**** Data extract ****

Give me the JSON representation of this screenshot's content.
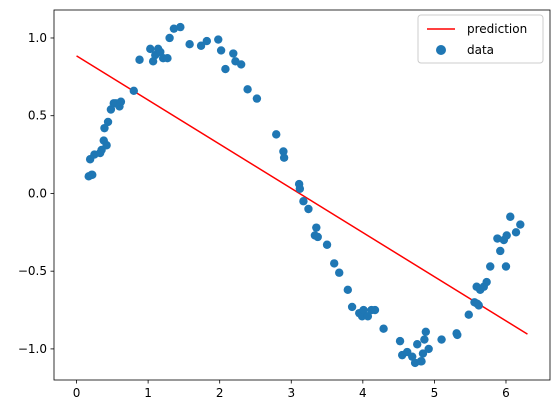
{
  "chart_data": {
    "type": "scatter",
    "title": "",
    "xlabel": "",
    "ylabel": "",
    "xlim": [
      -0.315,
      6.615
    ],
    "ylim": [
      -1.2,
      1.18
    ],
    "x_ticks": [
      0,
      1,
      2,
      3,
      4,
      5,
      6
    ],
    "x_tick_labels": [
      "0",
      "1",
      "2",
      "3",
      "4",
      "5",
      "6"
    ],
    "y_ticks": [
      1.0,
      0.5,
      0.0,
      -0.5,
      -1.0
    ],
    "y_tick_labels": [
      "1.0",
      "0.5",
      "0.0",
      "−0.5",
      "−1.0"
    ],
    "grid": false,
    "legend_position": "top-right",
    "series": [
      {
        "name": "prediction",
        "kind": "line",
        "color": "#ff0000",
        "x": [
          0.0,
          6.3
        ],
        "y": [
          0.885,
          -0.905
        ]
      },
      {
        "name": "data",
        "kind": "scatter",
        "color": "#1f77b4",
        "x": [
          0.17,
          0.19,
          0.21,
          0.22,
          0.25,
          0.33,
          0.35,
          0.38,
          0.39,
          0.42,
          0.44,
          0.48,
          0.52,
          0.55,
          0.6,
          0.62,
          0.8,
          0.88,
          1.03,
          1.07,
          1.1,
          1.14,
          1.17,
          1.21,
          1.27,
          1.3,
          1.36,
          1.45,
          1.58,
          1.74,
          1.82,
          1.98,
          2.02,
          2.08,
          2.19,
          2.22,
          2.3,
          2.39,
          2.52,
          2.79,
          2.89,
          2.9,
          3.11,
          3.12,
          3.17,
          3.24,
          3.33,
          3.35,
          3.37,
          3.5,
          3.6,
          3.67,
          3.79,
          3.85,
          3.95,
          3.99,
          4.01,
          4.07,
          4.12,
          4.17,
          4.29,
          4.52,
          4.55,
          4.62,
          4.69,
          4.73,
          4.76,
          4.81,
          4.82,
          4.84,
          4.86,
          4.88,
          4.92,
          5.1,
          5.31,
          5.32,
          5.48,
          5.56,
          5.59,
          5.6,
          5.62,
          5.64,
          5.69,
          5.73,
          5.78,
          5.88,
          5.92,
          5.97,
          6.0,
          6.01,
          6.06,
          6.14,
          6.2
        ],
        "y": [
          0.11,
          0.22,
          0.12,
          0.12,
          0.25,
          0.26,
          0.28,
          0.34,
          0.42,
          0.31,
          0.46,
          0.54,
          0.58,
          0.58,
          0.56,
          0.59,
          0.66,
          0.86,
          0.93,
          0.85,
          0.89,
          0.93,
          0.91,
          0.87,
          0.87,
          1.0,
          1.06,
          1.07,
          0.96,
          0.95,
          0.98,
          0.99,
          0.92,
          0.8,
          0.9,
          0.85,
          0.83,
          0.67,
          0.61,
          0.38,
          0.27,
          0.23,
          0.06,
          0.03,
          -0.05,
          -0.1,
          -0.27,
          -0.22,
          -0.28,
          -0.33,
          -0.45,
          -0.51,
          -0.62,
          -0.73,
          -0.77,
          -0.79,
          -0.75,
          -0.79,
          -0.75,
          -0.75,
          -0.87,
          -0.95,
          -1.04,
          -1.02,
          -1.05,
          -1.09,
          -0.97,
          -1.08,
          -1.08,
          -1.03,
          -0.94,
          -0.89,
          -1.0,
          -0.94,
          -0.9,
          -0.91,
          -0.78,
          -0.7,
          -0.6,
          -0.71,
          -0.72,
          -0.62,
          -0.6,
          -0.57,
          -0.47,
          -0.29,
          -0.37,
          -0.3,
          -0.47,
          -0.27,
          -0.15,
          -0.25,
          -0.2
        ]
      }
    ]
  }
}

****

▶ Written problem:
Retype the data above exactly; pictures are not part of the copy.

▶ Task output:
Give me the JSON representation of this screenshot's content.
{
  "chart_data": {
    "type": "scatter",
    "title": "",
    "xlabel": "",
    "ylabel": "",
    "xlim": [
      -0.315,
      6.615
    ],
    "ylim": [
      -1.2,
      1.18
    ],
    "x_ticks": [
      0,
      1,
      2,
      3,
      4,
      5,
      6
    ],
    "x_tick_labels": [
      "0",
      "1",
      "2",
      "3",
      "4",
      "5",
      "6"
    ],
    "y_ticks": [
      1.0,
      0.5,
      0.0,
      -0.5,
      -1.0
    ],
    "y_tick_labels": [
      "1.0",
      "0.5",
      "0.0",
      "−0.5",
      "−1.0"
    ],
    "grid": false,
    "legend_position": "top-right",
    "series": [
      {
        "name": "prediction",
        "kind": "line",
        "color": "#ff0000",
        "x": [
          0.0,
          6.3
        ],
        "y": [
          0.885,
          -0.905
        ]
      },
      {
        "name": "data",
        "kind": "scatter",
        "color": "#1f77b4",
        "x": [
          0.17,
          0.19,
          0.21,
          0.22,
          0.25,
          0.33,
          0.35,
          0.38,
          0.39,
          0.42,
          0.44,
          0.48,
          0.52,
          0.55,
          0.6,
          0.62,
          0.8,
          0.88,
          1.03,
          1.07,
          1.1,
          1.14,
          1.17,
          1.21,
          1.27,
          1.3,
          1.36,
          1.45,
          1.58,
          1.74,
          1.82,
          1.98,
          2.02,
          2.08,
          2.19,
          2.22,
          2.3,
          2.39,
          2.52,
          2.79,
          2.89,
          2.9,
          3.11,
          3.12,
          3.17,
          3.24,
          3.33,
          3.35,
          3.37,
          3.5,
          3.6,
          3.67,
          3.79,
          3.85,
          3.95,
          3.99,
          4.01,
          4.07,
          4.12,
          4.17,
          4.29,
          4.52,
          4.55,
          4.62,
          4.69,
          4.73,
          4.76,
          4.81,
          4.82,
          4.84,
          4.86,
          4.88,
          4.92,
          5.1,
          5.31,
          5.32,
          5.48,
          5.56,
          5.59,
          5.6,
          5.62,
          5.64,
          5.69,
          5.73,
          5.78,
          5.88,
          5.92,
          5.97,
          6.0,
          6.01,
          6.06,
          6.14,
          6.2
        ],
        "y": [
          0.11,
          0.22,
          0.12,
          0.12,
          0.25,
          0.26,
          0.28,
          0.34,
          0.42,
          0.31,
          0.46,
          0.54,
          0.58,
          0.58,
          0.56,
          0.59,
          0.66,
          0.86,
          0.93,
          0.85,
          0.89,
          0.93,
          0.91,
          0.87,
          0.87,
          1.0,
          1.06,
          1.07,
          0.96,
          0.95,
          0.98,
          0.99,
          0.92,
          0.8,
          0.9,
          0.85,
          0.83,
          0.67,
          0.61,
          0.38,
          0.27,
          0.23,
          0.06,
          0.03,
          -0.05,
          -0.1,
          -0.27,
          -0.22,
          -0.28,
          -0.33,
          -0.45,
          -0.51,
          -0.62,
          -0.73,
          -0.77,
          -0.79,
          -0.75,
          -0.79,
          -0.75,
          -0.75,
          -0.87,
          -0.95,
          -1.04,
          -1.02,
          -1.05,
          -1.09,
          -0.97,
          -1.08,
          -1.08,
          -1.03,
          -0.94,
          -0.89,
          -1.0,
          -0.94,
          -0.9,
          -0.91,
          -0.78,
          -0.7,
          -0.6,
          -0.71,
          -0.72,
          -0.62,
          -0.6,
          -0.57,
          -0.47,
          -0.29,
          -0.37,
          -0.3,
          -0.47,
          -0.27,
          -0.15,
          -0.25,
          -0.2
        ]
      }
    ]
  }
}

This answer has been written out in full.